━━━━━ Listed records ━━━━━
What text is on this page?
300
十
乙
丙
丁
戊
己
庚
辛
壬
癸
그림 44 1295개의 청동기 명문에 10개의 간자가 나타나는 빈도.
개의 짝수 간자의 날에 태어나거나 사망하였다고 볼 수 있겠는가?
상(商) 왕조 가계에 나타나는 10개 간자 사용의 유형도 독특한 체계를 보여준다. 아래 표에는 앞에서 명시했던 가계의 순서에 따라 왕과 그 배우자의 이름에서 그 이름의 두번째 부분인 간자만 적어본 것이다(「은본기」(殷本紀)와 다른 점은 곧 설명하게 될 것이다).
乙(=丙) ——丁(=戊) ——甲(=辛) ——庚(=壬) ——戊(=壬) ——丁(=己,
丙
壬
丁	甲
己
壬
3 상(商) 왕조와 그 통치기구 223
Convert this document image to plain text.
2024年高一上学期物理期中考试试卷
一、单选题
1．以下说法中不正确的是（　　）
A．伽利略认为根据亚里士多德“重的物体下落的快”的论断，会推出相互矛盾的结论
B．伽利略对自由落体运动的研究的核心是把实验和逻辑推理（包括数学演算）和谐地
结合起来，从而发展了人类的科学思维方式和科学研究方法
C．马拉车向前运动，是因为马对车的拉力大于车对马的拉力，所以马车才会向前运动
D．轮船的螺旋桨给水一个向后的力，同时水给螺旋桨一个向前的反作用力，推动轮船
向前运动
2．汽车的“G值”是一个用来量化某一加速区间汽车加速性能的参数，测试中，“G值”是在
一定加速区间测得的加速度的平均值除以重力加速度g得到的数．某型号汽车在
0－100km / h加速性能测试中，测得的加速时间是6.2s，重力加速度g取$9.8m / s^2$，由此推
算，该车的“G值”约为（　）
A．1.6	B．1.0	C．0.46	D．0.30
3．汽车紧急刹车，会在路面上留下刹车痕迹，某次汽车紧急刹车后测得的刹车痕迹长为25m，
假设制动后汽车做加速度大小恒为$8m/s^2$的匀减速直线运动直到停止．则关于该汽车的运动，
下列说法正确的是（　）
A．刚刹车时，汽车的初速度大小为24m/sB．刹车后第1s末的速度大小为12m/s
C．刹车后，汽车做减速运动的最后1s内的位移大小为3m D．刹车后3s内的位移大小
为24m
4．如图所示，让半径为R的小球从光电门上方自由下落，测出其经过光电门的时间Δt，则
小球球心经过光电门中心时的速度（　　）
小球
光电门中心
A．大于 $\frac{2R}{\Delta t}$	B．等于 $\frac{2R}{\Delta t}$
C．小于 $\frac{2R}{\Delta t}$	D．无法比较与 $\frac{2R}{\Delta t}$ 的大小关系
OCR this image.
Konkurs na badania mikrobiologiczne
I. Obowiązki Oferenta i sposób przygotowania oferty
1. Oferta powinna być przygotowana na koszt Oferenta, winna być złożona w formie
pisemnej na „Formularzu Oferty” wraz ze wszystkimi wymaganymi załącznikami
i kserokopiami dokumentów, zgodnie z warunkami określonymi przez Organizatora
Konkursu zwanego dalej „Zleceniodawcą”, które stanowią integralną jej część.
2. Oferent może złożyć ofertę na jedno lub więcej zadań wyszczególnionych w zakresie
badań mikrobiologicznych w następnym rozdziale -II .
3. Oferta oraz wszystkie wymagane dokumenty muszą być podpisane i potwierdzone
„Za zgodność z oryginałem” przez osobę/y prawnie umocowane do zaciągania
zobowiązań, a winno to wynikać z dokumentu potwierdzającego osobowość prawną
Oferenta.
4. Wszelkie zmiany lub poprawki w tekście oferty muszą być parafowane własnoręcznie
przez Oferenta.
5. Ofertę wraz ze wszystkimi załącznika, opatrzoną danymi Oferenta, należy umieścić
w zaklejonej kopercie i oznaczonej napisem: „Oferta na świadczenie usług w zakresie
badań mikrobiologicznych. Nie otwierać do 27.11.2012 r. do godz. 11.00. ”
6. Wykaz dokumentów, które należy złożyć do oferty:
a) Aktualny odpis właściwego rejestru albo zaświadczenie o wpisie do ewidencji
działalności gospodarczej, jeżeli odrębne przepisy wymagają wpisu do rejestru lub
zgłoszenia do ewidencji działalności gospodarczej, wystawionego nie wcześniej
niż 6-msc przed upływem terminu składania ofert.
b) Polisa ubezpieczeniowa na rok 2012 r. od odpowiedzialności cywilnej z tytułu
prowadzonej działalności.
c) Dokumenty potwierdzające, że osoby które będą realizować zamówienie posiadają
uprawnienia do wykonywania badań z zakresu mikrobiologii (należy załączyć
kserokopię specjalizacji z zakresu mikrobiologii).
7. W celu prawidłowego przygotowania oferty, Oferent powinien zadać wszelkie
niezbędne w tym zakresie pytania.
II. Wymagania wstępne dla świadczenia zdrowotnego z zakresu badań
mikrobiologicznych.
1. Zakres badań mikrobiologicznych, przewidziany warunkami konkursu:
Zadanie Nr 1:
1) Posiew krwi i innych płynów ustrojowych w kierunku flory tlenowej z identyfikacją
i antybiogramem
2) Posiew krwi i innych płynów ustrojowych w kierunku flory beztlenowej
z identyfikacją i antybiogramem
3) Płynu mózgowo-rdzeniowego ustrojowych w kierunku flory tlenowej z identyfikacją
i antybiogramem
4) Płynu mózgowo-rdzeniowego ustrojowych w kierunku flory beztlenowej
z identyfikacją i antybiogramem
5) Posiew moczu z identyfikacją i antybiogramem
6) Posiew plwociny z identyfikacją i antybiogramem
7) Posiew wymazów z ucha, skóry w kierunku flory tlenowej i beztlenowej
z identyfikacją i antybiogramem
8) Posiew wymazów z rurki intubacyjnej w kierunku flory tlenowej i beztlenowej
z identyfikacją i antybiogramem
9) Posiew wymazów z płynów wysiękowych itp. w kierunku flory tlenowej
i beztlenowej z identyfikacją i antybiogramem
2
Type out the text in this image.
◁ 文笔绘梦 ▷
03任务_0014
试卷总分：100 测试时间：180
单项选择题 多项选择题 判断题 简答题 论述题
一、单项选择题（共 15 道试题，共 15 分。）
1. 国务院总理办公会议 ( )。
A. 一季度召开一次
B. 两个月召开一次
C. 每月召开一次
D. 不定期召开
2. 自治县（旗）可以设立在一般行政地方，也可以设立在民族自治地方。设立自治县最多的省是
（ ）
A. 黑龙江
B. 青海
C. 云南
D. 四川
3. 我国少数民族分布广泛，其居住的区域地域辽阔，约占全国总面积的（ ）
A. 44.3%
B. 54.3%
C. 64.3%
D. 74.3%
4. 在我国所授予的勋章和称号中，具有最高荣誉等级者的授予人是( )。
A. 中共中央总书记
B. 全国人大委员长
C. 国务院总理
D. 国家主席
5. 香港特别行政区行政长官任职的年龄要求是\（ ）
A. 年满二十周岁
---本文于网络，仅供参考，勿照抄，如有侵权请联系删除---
━━━━━
• [Requirements]: Pick out the lines that contain "przygotowania" and copy them.

• [Full response]:
I. Obowiązki Oferenta i sposób przygotowania oferty
7. W celu prawidłowego przygotowania oferty, Oferent powinien zadać wszelkie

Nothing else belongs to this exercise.